The request:
Work through the records below and tally every line containing "Services". Reply with the total alone.

Dataset entries:
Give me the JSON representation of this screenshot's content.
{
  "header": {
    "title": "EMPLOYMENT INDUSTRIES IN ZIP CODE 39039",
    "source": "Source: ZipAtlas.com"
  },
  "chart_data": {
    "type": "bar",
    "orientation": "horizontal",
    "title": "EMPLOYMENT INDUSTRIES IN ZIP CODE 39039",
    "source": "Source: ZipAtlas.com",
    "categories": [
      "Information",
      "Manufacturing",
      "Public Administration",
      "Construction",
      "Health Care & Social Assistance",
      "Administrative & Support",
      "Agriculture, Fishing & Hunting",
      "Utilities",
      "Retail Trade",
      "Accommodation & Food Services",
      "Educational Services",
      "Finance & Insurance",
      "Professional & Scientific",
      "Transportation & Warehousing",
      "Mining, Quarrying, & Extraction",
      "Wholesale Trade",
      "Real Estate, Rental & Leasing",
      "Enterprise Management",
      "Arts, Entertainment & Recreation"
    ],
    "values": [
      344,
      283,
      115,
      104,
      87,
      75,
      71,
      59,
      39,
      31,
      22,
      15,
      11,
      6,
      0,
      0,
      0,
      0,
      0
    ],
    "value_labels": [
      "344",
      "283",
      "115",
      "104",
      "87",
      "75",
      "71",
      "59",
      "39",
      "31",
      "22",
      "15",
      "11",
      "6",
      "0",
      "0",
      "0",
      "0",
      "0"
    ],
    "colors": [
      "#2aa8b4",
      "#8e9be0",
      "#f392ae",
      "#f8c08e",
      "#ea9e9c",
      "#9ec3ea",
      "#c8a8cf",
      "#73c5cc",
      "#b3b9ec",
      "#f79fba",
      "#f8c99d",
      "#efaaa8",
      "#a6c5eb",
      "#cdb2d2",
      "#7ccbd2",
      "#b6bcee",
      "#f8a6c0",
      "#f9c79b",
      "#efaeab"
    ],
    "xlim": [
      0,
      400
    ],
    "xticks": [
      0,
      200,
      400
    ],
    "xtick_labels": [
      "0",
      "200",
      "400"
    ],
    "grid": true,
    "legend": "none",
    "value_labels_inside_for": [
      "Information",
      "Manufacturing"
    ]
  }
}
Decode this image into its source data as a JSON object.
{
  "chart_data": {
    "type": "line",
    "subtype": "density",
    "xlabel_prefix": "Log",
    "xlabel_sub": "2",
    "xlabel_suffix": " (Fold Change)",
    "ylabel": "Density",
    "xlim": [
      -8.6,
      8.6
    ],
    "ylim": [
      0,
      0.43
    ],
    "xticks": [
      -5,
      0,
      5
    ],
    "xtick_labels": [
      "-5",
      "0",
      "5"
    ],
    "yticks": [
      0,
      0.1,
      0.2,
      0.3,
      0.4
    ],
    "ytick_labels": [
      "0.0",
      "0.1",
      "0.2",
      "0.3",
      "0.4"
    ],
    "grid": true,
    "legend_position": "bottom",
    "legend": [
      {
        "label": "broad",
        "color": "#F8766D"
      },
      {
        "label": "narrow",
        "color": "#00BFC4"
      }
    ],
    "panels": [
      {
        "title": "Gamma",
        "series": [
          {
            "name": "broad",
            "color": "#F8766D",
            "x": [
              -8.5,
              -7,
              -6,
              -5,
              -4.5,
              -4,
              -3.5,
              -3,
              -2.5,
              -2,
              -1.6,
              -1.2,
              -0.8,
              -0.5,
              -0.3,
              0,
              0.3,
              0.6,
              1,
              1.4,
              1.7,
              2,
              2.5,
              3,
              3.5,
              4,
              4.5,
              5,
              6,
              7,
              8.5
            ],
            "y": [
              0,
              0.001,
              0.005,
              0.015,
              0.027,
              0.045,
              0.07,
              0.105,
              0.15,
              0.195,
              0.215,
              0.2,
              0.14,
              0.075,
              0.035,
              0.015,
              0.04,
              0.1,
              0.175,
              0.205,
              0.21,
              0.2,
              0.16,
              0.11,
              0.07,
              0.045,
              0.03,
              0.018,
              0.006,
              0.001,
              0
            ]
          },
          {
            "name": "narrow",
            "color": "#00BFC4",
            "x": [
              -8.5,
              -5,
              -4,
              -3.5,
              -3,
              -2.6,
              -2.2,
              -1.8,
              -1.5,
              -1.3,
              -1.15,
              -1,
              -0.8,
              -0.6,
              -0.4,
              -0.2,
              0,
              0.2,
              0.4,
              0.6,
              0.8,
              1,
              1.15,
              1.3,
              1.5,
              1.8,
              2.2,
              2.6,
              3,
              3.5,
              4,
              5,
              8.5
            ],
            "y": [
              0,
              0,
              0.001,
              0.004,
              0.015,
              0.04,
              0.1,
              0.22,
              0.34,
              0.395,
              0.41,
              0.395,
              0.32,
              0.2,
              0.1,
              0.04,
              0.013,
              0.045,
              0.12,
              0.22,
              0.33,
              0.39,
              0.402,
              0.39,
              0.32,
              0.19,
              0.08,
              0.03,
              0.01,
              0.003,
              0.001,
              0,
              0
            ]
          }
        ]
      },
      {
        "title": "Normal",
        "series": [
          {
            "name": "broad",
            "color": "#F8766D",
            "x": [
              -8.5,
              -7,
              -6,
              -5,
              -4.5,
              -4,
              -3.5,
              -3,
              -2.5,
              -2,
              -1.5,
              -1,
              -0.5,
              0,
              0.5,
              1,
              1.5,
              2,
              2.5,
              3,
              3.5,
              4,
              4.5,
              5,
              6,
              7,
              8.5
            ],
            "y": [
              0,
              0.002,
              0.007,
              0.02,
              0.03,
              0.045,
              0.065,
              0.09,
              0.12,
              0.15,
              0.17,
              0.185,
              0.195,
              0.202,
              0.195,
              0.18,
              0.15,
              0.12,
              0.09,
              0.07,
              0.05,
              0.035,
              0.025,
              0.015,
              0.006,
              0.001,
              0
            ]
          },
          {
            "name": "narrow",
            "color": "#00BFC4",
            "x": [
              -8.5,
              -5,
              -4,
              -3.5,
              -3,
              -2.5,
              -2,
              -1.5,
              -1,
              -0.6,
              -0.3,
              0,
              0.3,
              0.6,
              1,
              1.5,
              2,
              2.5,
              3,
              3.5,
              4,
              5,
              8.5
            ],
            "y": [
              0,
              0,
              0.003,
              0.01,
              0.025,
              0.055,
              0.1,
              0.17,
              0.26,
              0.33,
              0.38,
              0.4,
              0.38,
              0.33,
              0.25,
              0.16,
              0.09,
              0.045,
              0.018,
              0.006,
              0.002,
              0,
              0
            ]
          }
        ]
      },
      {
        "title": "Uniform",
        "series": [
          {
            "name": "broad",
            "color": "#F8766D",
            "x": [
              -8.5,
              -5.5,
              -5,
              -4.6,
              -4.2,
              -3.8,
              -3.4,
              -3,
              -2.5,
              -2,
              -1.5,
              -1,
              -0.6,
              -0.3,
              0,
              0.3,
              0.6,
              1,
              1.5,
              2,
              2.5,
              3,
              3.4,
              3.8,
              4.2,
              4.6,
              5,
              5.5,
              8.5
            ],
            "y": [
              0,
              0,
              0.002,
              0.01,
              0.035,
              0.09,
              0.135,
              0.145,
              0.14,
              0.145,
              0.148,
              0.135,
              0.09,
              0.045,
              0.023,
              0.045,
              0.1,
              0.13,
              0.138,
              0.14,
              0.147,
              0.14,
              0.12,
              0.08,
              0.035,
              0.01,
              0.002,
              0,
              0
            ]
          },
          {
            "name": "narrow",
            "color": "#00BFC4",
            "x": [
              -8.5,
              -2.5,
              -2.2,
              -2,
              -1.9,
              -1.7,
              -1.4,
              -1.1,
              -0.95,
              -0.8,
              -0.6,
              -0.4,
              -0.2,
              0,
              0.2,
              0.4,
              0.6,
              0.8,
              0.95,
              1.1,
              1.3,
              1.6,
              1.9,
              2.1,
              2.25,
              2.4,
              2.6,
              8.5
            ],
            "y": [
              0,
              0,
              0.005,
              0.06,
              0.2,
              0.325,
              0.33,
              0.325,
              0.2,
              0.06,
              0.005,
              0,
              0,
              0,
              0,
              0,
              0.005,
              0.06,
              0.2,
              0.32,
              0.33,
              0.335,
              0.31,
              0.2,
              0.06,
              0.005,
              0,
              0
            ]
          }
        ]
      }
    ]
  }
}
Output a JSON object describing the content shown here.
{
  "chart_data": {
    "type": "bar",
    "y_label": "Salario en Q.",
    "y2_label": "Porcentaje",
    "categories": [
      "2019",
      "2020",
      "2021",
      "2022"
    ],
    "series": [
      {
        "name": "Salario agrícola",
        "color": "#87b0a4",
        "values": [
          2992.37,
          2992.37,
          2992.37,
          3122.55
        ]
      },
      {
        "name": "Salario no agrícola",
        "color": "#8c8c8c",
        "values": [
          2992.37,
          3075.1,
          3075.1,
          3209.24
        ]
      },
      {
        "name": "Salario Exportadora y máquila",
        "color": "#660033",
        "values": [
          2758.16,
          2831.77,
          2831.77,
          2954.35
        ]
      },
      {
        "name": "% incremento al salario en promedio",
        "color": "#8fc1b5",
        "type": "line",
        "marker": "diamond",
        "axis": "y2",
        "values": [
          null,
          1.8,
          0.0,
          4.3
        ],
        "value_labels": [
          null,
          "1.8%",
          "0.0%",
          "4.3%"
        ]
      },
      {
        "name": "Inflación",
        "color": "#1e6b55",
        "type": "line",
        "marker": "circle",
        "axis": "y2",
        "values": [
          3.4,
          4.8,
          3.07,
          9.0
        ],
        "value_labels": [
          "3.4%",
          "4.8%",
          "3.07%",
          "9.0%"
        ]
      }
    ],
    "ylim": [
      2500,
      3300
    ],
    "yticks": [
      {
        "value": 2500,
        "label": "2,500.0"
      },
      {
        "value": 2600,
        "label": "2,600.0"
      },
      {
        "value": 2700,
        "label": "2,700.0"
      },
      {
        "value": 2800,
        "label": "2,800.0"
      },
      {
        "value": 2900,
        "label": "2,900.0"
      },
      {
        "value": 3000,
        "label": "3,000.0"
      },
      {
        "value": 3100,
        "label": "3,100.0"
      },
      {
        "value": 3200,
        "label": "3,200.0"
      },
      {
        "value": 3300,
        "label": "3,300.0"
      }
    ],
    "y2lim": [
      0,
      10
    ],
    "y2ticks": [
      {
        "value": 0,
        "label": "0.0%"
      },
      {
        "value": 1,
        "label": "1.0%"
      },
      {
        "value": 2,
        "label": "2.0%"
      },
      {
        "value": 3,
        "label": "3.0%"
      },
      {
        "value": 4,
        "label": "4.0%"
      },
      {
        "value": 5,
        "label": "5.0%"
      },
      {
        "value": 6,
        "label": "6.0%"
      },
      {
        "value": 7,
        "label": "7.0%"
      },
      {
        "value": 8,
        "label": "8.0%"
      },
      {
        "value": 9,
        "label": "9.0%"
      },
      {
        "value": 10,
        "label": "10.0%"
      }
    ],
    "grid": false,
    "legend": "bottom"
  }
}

Solution to this task:
2